▶ **The request**:
Write out the entries verbatim and leave the images out of the copy.

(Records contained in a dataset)
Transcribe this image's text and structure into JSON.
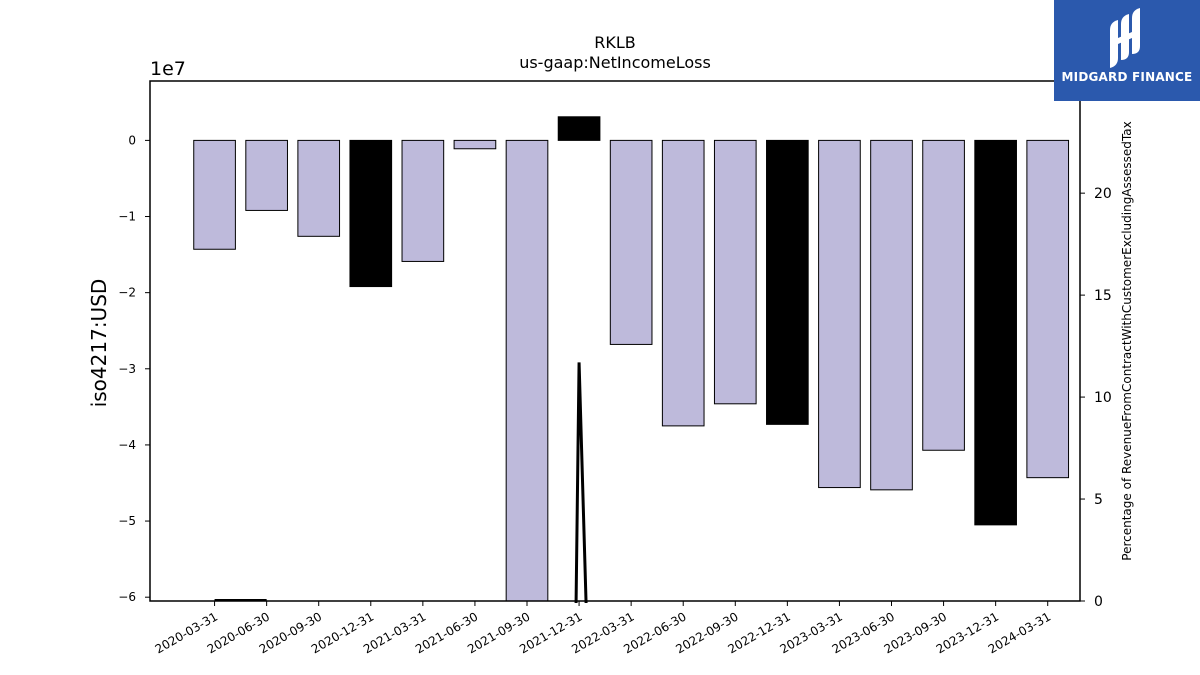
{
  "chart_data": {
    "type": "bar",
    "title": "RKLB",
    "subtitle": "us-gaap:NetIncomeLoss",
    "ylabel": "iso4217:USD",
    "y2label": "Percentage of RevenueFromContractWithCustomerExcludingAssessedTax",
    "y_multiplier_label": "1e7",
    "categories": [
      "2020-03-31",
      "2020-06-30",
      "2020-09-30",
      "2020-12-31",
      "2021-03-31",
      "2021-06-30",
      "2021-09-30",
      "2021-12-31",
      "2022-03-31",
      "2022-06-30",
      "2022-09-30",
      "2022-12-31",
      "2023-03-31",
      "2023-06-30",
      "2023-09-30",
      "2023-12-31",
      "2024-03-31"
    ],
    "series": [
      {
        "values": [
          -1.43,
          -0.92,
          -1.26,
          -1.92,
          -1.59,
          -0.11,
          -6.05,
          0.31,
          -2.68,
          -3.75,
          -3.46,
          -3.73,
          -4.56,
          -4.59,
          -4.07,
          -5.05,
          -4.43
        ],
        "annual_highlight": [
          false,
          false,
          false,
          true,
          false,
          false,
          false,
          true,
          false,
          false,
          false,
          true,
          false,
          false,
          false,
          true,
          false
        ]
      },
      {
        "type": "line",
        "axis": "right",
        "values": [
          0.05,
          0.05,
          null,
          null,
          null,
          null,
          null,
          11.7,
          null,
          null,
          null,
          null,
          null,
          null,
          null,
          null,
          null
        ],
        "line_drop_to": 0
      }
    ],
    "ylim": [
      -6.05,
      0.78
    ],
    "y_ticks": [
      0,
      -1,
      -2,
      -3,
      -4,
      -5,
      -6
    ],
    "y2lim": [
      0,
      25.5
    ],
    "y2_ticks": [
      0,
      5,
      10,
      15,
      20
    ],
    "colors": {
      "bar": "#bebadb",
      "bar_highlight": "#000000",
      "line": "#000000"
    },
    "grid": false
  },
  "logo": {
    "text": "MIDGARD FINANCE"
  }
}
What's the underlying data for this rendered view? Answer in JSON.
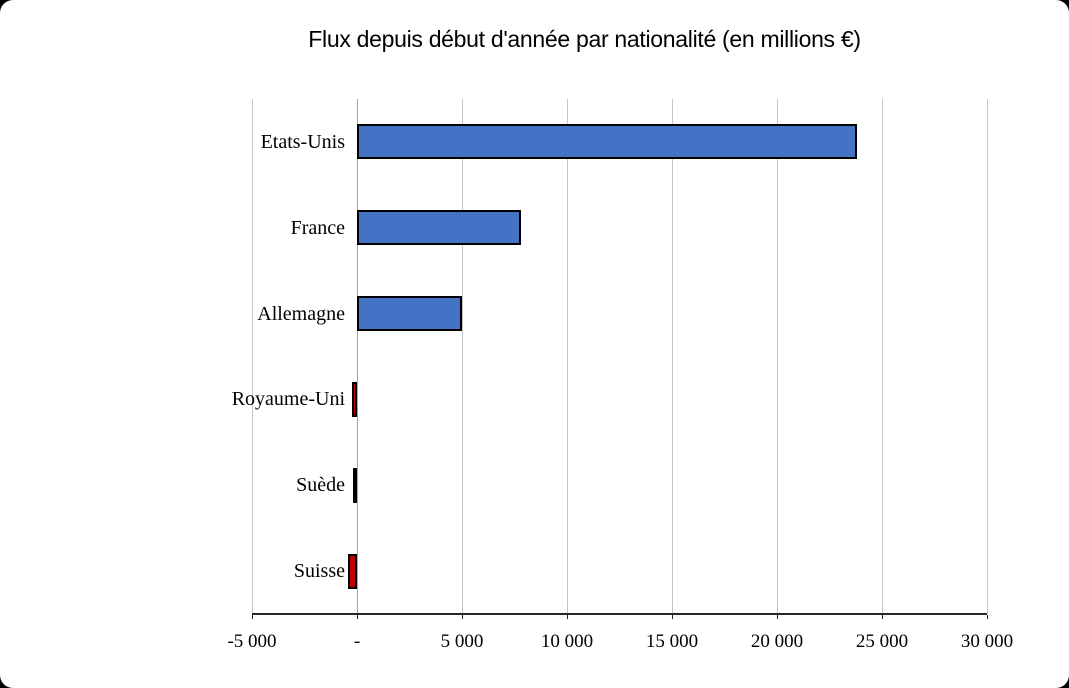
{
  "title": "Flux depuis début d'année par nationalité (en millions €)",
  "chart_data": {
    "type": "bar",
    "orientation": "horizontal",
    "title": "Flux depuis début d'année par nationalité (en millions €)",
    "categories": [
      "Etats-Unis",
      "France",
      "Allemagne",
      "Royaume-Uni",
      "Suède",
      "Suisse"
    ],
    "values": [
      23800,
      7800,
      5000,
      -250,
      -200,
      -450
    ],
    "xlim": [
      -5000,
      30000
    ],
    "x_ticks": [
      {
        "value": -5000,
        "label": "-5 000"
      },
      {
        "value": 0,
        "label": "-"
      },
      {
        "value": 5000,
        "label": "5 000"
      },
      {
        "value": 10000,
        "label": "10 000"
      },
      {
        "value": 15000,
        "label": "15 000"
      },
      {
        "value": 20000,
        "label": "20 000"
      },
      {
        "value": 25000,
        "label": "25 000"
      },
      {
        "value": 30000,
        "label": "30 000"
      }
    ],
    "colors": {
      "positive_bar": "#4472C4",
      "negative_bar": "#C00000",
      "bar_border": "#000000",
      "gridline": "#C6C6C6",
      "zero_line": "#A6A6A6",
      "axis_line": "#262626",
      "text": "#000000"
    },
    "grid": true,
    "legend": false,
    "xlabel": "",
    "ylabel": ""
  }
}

▶ **Exercise result**:
Transcribe this image's text and structure into JSON.
{
  "chart_data": {
    "type": "bar",
    "title": "RKLB",
    "subtitle": "us-gaap:NetIncomeLoss",
    "ylabel": "iso4217:USD",
    "y2label": "Percentage of RevenueFromContractWithCustomerExcludingAssessedTax",
    "y_multiplier_label": "1e7",
    "categories": [
      "2020-03-31",
      "2020-06-30",
      "2020-09-30",
      "2020-12-31",
      "2021-03-31",
      "2021-06-30",
      "2021-09-30",
      "2021-12-31",
      "2022-03-31",
      "2022-06-30",
      "2022-09-30",
      "2022-12-31",
      "2023-03-31",
      "2023-06-30",
      "2023-09-30",
      "2023-12-31",
      "2024-03-31"
    ],
    "series": [
      {
        "values": [
          -1.43,
          -0.92,
          -1.26,
          -1.92,
          -1.59,
          -0.11,
          -6.05,
          0.31,
          -2.68,
          -3.75,
          -3.46,
          -3.73,
          -4.56,
          -4.59,
          -4.07,
          -5.05,
          -4.43
        ],
        "annual_highlight": [
          false,
          false,
          false,
          true,
          false,
          false,
          false,
          true,
          false,
          false,
          false,
          true,
          false,
          false,
          false,
          true,
          false
        ]
      },
      {
        "type": "line",
        "axis": "right",
        "values": [
          0.05,
          0.05,
          null,
          null,
          null,
          null,
          null,
          11.7,
          null,
          null,
          null,
          null,
          null,
          null,
          null,
          null,
          null
        ],
        "line_drop_to": 0
      }
    ],
    "ylim": [
      -6.05,
      0.78
    ],
    "y_ticks": [
      0,
      -1,
      -2,
      -3,
      -4,
      -5,
      -6
    ],
    "y2lim": [
      0,
      25.5
    ],
    "y2_ticks": [
      0,
      5,
      10,
      15,
      20
    ],
    "colors": {
      "bar": "#bebadb",
      "bar_highlight": "#000000",
      "line": "#000000"
    },
    "grid": false
  },
  "logo": {
    "text": "MIDGARD FINANCE"
  }
}
What's the underlying data for this rendered view? Answer in JSON.
{
  "title": "Flux depuis début d'année par nationalité (en millions €)",
  "chart_data": {
    "type": "bar",
    "orientation": "horizontal",
    "title": "Flux depuis début d'année par nationalité (en millions €)",
    "categories": [
      "Etats-Unis",
      "France",
      "Allemagne",
      "Royaume-Uni",
      "Suède",
      "Suisse"
    ],
    "values": [
      23800,
      7800,
      5000,
      -250,
      -200,
      -450
    ],
    "xlim": [
      -5000,
      30000
    ],
    "x_ticks": [
      {
        "value": -5000,
        "label": "-5 000"
      },
      {
        "value": 0,
        "label": "-"
      },
      {
        "value": 5000,
        "label": "5 000"
      },
      {
        "value": 10000,
        "label": "10 000"
      },
      {
        "value": 15000,
        "label": "15 000"
      },
      {
        "value": 20000,
        "label": "20 000"
      },
      {
        "value": 25000,
        "label": "25 000"
      },
      {
        "value": 30000,
        "label": "30 000"
      }
    ],
    "colors": {
      "positive_bar": "#4472C4",
      "negative_bar": "#C00000",
      "bar_border": "#000000",
      "gridline": "#C6C6C6",
      "zero_line": "#A6A6A6",
      "axis_line": "#262626",
      "text": "#000000"
    },
    "grid": true,
    "legend": false,
    "xlabel": "",
    "ylabel": ""
  }
}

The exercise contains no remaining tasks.